List every category of fiction that the passage below on present-tense writing mentions.
-- start DOCUMENT PASSAGE --
I tried to read a sample on Amazon UK, but the sample only contains the title and contents pages! Idiocy.

Anyway, one reviewer had helpfully posted an excerpt, and it seems to be in past tense (except where referring to current situations etc).

As for the general trend for present tense, it doesn't impress me either, and if I'm reading present it has to actually bring something to the book (i.e. not simply feel like a tense swap from past). I think a belief has grown up, maybe from its use in YA, that present tense is automatically more immediate than past, which I don't find to be the case at all. That said, I have come across books where I've felt it has worked well (and I've used it myself in writing).

the omission of quotation marks (the latter derived from Cormac McCarthy?)
I'm willing to give C McC a pass, as (based on All the Pretty Horses, the only book of his I've read) his writing derives some of its power from its lack of ease, and the absence of quotation marks adds to that and becomes part of it.
 
This seems to be s literary fiction, rather than a genre fiction issue?
I don't know. My guess is that the present tense fad began with literary fiction but will spread to genre. In fact I think it has shown up in crime fiction already. Wasn't it used sometimes in New Wave sf?
-- end DOCUMENT PASSAGE --
-- start STORED DATA --
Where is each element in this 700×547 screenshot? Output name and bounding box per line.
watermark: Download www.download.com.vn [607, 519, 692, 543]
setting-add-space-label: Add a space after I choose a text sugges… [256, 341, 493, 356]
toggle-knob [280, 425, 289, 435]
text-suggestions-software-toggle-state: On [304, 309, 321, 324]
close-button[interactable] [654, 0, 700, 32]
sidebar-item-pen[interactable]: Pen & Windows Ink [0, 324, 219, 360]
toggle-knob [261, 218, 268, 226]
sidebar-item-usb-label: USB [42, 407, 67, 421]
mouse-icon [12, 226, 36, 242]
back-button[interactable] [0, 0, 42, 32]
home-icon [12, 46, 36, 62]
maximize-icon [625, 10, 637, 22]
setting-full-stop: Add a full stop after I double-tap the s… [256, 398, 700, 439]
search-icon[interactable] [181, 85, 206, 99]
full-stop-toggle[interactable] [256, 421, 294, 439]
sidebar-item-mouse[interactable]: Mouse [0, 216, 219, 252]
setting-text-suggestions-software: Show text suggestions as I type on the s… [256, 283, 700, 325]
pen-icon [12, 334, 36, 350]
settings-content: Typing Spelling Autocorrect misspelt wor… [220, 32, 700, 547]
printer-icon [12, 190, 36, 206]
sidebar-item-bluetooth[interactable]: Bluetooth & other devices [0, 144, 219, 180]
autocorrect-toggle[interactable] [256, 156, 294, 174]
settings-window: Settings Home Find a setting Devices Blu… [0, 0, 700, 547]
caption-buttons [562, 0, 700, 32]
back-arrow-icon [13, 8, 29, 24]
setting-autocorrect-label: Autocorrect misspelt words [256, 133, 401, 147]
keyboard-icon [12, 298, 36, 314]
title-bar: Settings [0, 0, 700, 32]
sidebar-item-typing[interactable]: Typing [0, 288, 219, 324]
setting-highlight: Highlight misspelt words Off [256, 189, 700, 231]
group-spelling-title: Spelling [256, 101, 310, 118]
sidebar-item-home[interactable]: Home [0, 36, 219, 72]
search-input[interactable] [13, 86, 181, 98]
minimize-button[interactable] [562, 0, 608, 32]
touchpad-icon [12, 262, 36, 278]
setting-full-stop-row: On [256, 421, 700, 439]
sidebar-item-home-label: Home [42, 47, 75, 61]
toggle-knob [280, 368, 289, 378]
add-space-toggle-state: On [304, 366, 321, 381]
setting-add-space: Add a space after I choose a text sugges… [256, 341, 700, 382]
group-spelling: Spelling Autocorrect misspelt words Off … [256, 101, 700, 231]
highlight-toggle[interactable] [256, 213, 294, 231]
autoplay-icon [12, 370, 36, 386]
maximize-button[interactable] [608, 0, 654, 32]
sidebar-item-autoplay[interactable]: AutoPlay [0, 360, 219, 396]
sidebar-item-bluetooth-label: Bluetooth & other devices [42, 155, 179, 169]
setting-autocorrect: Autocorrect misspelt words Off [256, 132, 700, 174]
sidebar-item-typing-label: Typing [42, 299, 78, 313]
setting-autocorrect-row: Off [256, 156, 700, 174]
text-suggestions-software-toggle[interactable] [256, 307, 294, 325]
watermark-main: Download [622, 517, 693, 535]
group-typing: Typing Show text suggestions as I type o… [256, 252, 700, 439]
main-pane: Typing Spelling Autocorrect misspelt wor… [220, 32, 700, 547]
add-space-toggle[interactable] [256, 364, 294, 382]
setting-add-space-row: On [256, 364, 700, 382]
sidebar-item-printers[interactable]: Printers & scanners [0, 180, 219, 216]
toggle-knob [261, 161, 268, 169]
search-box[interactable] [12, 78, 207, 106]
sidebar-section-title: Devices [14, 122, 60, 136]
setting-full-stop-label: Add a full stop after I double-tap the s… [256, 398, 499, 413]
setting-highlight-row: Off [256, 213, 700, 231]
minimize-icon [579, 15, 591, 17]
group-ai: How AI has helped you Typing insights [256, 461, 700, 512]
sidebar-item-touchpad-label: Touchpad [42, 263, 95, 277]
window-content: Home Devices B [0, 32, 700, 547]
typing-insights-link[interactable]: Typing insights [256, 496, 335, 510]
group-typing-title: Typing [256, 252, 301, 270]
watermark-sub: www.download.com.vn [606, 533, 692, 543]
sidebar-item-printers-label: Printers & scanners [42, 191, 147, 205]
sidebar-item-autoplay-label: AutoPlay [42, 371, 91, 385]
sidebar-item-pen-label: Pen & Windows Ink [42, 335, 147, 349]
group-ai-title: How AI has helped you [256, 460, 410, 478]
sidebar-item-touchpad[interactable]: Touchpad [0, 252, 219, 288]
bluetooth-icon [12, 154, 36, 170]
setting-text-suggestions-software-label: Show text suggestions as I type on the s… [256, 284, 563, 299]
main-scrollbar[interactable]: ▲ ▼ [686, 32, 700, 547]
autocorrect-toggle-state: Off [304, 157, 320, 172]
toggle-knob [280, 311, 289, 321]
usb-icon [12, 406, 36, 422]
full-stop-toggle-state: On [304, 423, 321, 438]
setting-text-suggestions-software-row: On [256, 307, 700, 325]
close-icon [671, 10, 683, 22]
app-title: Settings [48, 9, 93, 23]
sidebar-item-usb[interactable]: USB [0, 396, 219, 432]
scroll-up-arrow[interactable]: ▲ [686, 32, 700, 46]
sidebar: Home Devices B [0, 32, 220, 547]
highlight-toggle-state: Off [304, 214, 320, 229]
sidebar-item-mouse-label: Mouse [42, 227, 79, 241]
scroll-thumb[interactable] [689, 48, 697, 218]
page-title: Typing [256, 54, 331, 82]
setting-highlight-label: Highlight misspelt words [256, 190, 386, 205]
-- end STORED DATA --
**RIGHT ANSWER:**
YA, literary fiction, genre fiction, crime fiction, New Wave sf